> **Available data**
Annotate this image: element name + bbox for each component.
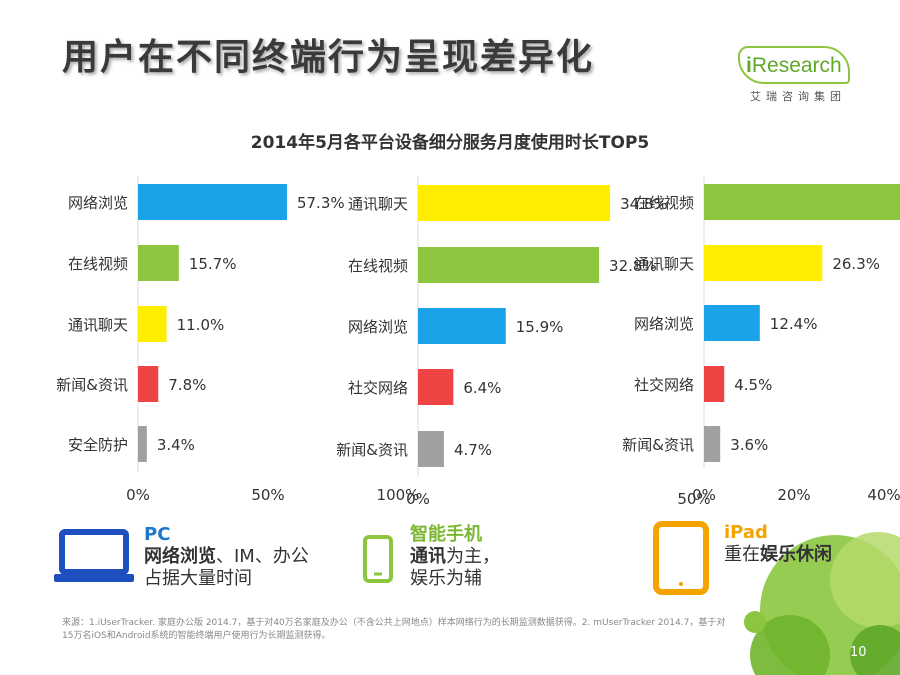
category-label: 网络浏览 [348,318,408,336]
bar [138,245,179,281]
legend-ipad-line1: 重在娱乐休闲 [724,544,832,566]
bar [138,366,159,402]
category-label: 新闻&资讯 [622,436,694,454]
legend-pc: PC 网络浏览、IM、办公 占据大量时间 [50,524,340,594]
tick-label: 0% [406,490,430,508]
page-number: 10 [850,645,867,660]
bar [138,426,147,462]
legend-ipad-pre: 重在 [724,544,760,565]
category-label: 社交网络 [634,376,694,394]
data-label: 4.7% [454,441,492,459]
legend-pc-line1: 网络浏览、IM、办公 [144,546,309,568]
data-label: 57.3% [297,194,345,212]
legend-ipad: iPad 重在娱乐休闲 [652,520,862,600]
legend-pc-rest: 、IM、办公 [216,546,309,567]
bar [418,185,611,221]
tick-label: 40% [867,486,900,504]
data-label: 11.0% [177,316,225,334]
category-label: 通讯聊天 [634,255,694,273]
source-line-2: 15万名iOS和Android系统的智能终端用户使用行为长期监测获得。 [62,631,331,641]
source-note: 来源：1.iUserTracker. 家庭办公版 2014.7，基于对40万名家… [62,617,802,643]
logo-i: i [746,54,752,77]
category-label: 在线视频 [634,194,694,212]
tick-label: 50% [677,490,710,508]
legend-phone-line1: 通讯为主， [410,546,500,568]
legend-phone-title: 智能手机 [410,524,482,545]
bar [418,308,506,344]
tick-label: 50% [251,486,284,504]
laptop-icon [54,529,134,582]
page-title: 用户在不同终端行为呈现差异化 [62,37,595,78]
logo-wordmark: iResearch [746,54,842,78]
decor-circle [850,625,900,675]
category-label: 通讯聊天 [348,195,408,213]
legend-ipad-title: iPad [724,522,768,543]
data-label: 15.7% [189,255,237,273]
bar [138,306,167,342]
legend-pc-line2: 占据大量时间 [144,568,252,589]
source-line-1: 来源：1.iUserTracker. 家庭办公版 2014.7，基于对40万名家… [62,618,726,628]
legend-phone-line2: 娱乐为辅 [410,568,482,589]
bar [704,245,823,281]
bar [418,431,444,467]
legend-ipad-bold: 娱乐休闲 [760,544,832,565]
category-label: 通讯聊天 [68,316,128,334]
legend-phone-rest: 为主， [446,546,500,567]
data-label: 4.5% [734,376,772,394]
data-label: 6.4% [463,379,501,397]
data-label: 15.9% [516,318,564,336]
decor-circle [830,532,900,628]
category-label: 网络浏览 [68,194,128,212]
bar [704,366,725,402]
tick-label: 0% [126,486,150,504]
chart-title: 2014年5月各平台设备细分服务月度使用时长TOP5 [250,133,650,153]
legend-phone-bold: 通讯 [410,546,446,567]
iresearch-logo: iResearch 艾瑞咨询集团 [738,46,858,106]
legend-pc-bold: 网络浏览 [144,546,216,567]
category-label: 在线视频 [68,255,128,273]
data-label: 26.3% [832,255,880,273]
bar [704,184,900,220]
bar [418,247,600,283]
tick-label: 20% [777,486,810,504]
category-label: 新闻&资讯 [336,441,408,459]
tablet-icon [653,521,709,595]
tick-label: 0% [692,486,716,504]
decor-circle [750,615,830,675]
category-label: 网络浏览 [634,315,694,333]
data-label: 32.8% [609,257,657,275]
category-label: 安全防护 [68,436,128,454]
decor-circle [744,611,766,633]
data-label: 3.4% [157,436,195,454]
category-label: 在线视频 [348,257,408,275]
tick-label: 100% [377,486,420,504]
logo-badge [738,46,850,84]
category-label: 新闻&资讯 [56,376,128,394]
smartphone-icon [363,535,393,583]
data-label: 7.8% [168,376,206,394]
legend-pc-title: PC [144,524,171,545]
bar [704,305,760,341]
logo-subtitle: 艾瑞咨询集团 [750,90,846,103]
bar [418,369,454,405]
bar [138,184,287,220]
logo-research: Research [751,54,842,77]
data-label: 12.4% [770,315,818,333]
legend-phone: 智能手机 通讯为主， 娱乐为辅 [358,524,558,594]
category-label: 社交网络 [348,379,408,397]
bar [704,426,721,462]
data-label: 34.8% [620,195,668,213]
data-label: 3.6% [730,436,768,454]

> **Work to be completed**
Convert everything in the data from the line containing "category-label: 网络浏览 [348,318,408,336]" down to the line containing "legend-phone-bold: 通讯 [410,546,446,567]", both included, into a JSON list of strings with one string per line and blank lines omitted.

> **Output of the exercise**
[
  "category-label: 网络浏览 [348,318,408,336]",
  "bar [138,245,179,281]",
  "legend-ipad-line1: 重在娱乐休闲 [724,544,832,566]",
  "bar [138,366,159,402]",
  "category-label: 新闻&资讯 [622,436,694,454]",
  "legend-pc: PC 网络浏览、IM、办公 占据大量时间 [50,524,340,594]",
  "tick-label: 0% [406,490,430,508]",
  "page-number: 10 [850,645,867,660]",
  "bar [138,426,147,462]",
  "legend-ipad-pre: 重在 [724,544,760,565]",
  "category-label: 社交网络 [634,376,694,394]",
  "data-label: 4.7% [454,441,492,459]",
  "legend-pc-line1: 网络浏览、IM、办公 [144,546,309,568]",
  "data-label: 57.3% [297,194,345,212]",
  "legend-ipad: iPad 重在娱乐休闲 [652,520,862,600]",
  "legend-pc-rest: 、IM、办公 [216,546,309,567]",
  "bar [418,185,611,221]",
  "tick-label: 40% [867,486,900,504]",
  "data-label: 11.0% [177,316,225,334]",
  "category-label: 通讯聊天 [634,255,694,273]",
  "source-line-2: 15万名iOS和Android系统的智能终端用户使用行为长期监测获得。 [62,631,331,641]",
  "source-note: 来源：1.iUserTracker. 家庭办公版 2014.7，基于对40万名家… [62,617,802,643]",
  "logo-i: i [746,54,752,77]",
  "category-label: 在线视频 [634,194,694,212]",
  "tick-label: 50% [677,490,710,508]",
  "legend-phone-line1: 通讯为主， [410,546,500,568]",
  "legend-phone-title: 智能手机 [410,524,482,545]",
  "bar [418,308,506,344]",
  "tick-label: 50% [251,486,284,504]",
  "laptop-icon [54,529,134,582]",
  "page-title: 用户在不同终端行为呈现差异化 [62,37,595,78]",
  "logo-wordmark: iResearch [746,54,842,78]",
  "decor-circle [850,625,900,675]",
  "category-label: 通讯聊天 [348,195,408,213]",
  "legend-ipad-title: iPad [724,522,768,543]",
  "data-label: 15.7% [189,255,237,273]",
  "bar [138,306,167,342]",
  "legend-pc-line2: 占据大量时间 [144,568,252,589]",
  "source-line-1: 来源：1.iUserTracker. 家庭办公版 2014.7，基于对40万名家… [62,618,726,628]",
  "legend-phone-line2: 娱乐为辅 [410,568,482,589]",
  "bar [704,245,823,281]",
  "bar [418,431,444,467]",
  "legend-ipad-bold: 娱乐休闲 [760,544,832,565]",
  "category-label: 通讯聊天 [68,316,128,334]",
  "legend-phone-rest: 为主， [446,546,500,567]",
  "data-label: 4.5% [734,376,772,394]",
  "data-label: 6.4% [463,379,501,397]",
  "data-label: 15.9% [516,318,564,336]",
  "decor-circle [830,532,900,628]",
  "category-label: 网络浏览 [68,194,128,212]",
  "bar [704,366,725,402]",
  "tick-label: 0% [126,486,150,504]",
  "chart-title: 2014年5月各平台设备细分服务月度使用时长TOP5 [250,133,650,153]",
  "legend-phone-bold: 通讯 [410,546,446,567]"
]